Print out every record exactly as it appears.

> [THE RECORDS]:
————————
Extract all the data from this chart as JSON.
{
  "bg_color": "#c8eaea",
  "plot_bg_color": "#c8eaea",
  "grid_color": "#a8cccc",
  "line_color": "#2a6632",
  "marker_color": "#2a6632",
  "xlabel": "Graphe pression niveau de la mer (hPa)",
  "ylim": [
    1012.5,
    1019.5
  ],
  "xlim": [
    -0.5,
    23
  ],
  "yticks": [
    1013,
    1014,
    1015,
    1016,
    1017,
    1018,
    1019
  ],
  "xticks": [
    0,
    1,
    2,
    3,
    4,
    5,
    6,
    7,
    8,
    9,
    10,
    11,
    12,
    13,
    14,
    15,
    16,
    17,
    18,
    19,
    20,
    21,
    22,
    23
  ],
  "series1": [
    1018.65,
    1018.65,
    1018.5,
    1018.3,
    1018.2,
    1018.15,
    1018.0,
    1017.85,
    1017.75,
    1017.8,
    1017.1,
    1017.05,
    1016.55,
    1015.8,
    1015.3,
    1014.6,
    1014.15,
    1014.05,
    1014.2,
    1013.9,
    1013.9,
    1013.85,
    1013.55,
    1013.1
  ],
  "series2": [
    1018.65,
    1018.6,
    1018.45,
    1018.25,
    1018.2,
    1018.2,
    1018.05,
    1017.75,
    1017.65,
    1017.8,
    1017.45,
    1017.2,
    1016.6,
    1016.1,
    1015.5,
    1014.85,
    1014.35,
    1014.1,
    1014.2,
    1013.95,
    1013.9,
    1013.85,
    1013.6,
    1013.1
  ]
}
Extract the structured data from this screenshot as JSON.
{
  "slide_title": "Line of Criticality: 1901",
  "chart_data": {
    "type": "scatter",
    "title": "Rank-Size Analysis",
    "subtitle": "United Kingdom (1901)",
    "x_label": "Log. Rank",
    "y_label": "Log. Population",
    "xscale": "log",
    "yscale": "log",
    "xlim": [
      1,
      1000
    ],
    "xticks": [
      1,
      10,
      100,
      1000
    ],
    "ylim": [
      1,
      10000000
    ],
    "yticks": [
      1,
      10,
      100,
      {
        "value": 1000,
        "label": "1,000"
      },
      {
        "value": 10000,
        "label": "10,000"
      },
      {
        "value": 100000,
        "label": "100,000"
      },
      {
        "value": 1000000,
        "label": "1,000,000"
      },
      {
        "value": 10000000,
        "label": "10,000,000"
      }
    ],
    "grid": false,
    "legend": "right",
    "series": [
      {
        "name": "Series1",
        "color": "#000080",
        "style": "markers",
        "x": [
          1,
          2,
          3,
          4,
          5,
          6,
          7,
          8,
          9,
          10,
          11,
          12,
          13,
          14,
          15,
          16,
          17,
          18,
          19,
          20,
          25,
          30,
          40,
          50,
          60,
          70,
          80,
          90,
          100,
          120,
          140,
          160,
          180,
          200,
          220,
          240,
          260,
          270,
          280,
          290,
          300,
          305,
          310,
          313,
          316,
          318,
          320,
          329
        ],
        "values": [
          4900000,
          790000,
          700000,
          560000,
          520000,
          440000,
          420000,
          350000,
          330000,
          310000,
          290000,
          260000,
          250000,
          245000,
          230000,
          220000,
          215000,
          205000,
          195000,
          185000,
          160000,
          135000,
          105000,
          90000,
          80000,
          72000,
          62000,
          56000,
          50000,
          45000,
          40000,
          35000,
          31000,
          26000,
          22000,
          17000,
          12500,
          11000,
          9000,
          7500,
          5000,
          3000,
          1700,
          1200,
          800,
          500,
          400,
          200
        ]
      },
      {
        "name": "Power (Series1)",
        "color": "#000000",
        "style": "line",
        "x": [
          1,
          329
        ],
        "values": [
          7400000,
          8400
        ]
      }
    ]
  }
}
————————
> [CORRECT RESPONSE]:
Extract all the data from this chart as JSON.
{
  "bg_color": "#c8eaea",
  "plot_bg_color": "#c8eaea",
  "grid_color": "#a8cccc",
  "line_color": "#2a6632",
  "marker_color": "#2a6632",
  "xlabel": "Graphe pression niveau de la mer (hPa)",
  "ylim": [
    1012.5,
    1019.5
  ],
  "xlim": [
    -0.5,
    23
  ],
  "yticks": [
    1013,
    1014,
    1015,
    1016,
    1017,
    1018,
    1019
  ],
  "xticks": [
    0,
    1,
    2,
    3,
    4,
    5,
    6,
    7,
    8,
    9,
    10,
    11,
    12,
    13,
    14,
    15,
    16,
    17,
    18,
    19,
    20,
    21,
    22,
    23
  ],
  "series1": [
    1018.65,
    1018.65,
    1018.5,
    1018.3,
    1018.2,
    1018.15,
    1018.0,
    1017.85,
    1017.75,
    1017.8,
    1017.1,
    1017.05,
    1016.55,
    1015.8,
    1015.3,
    1014.6,
    1014.15,
    1014.05,
    1014.2,
    1013.9,
    1013.9,
    1013.85,
    1013.55,
    1013.1
  ],
  "series2": [
    1018.65,
    1018.6,
    1018.45,
    1018.25,
    1018.2,
    1018.2,
    1018.05,
    1017.75,
    1017.65,
    1017.8,
    1017.45,
    1017.2,
    1016.6,
    1016.1,
    1015.5,
    1014.85,
    1014.35,
    1014.1,
    1014.2,
    1013.95,
    1013.9,
    1013.85,
    1013.6,
    1013.1
  ]
}
Extract the structured data from this screenshot as JSON.
{
  "slide_title": "Line of Criticality: 1901",
  "chart_data": {
    "type": "scatter",
    "title": "Rank-Size Analysis",
    "subtitle": "United Kingdom (1901)",
    "x_label": "Log. Rank",
    "y_label": "Log. Population",
    "xscale": "log",
    "yscale": "log",
    "xlim": [
      1,
      1000
    ],
    "xticks": [
      1,
      10,
      100,
      1000
    ],
    "ylim": [
      1,
      10000000
    ],
    "yticks": [
      1,
      10,
      100,
      {
        "value": 1000,
        "label": "1,000"
      },
      {
        "value": 10000,
        "label": "10,000"
      },
      {
        "value": 100000,
        "label": "100,000"
      },
      {
        "value": 1000000,
        "label": "1,000,000"
      },
      {
        "value": 10000000,
        "label": "10,000,000"
      }
    ],
    "grid": false,
    "legend": "right",
    "series": [
      {
        "name": "Series1",
        "color": "#000080",
        "style": "markers",
        "x": [
          1,
          2,
          3,
          4,
          5,
          6,
          7,
          8,
          9,
          10,
          11,
          12,
          13,
          14,
          15,
          16,
          17,
          18,
          19,
          20,
          25,
          30,
          40,
          50,
          60,
          70,
          80,
          90,
          100,
          120,
          140,
          160,
          180,
          200,
          220,
          240,
          260,
          270,
          280,
          290,
          300,
          305,
          310,
          313,
          316,
          318,
          320,
          329
        ],
        "values": [
          4900000,
          790000,
          700000,
          560000,
          520000,
          440000,
          420000,
          350000,
          330000,
          310000,
          290000,
          260000,
          250000,
          245000,
          230000,
          220000,
          215000,
          205000,
          195000,
          185000,
          160000,
          135000,
          105000,
          90000,
          80000,
          72000,
          62000,
          56000,
          50000,
          45000,
          40000,
          35000,
          31000,
          26000,
          22000,
          17000,
          12500,
          11000,
          9000,
          7500,
          5000,
          3000,
          1700,
          1200,
          800,
          500,
          400,
          200
        ]
      },
      {
        "name": "Power (Series1)",
        "color": "#000000",
        "style": "line",
        "x": [
          1,
          329
        ],
        "values": [
          7400000,
          8400
        ]
      }
    ]
  }
}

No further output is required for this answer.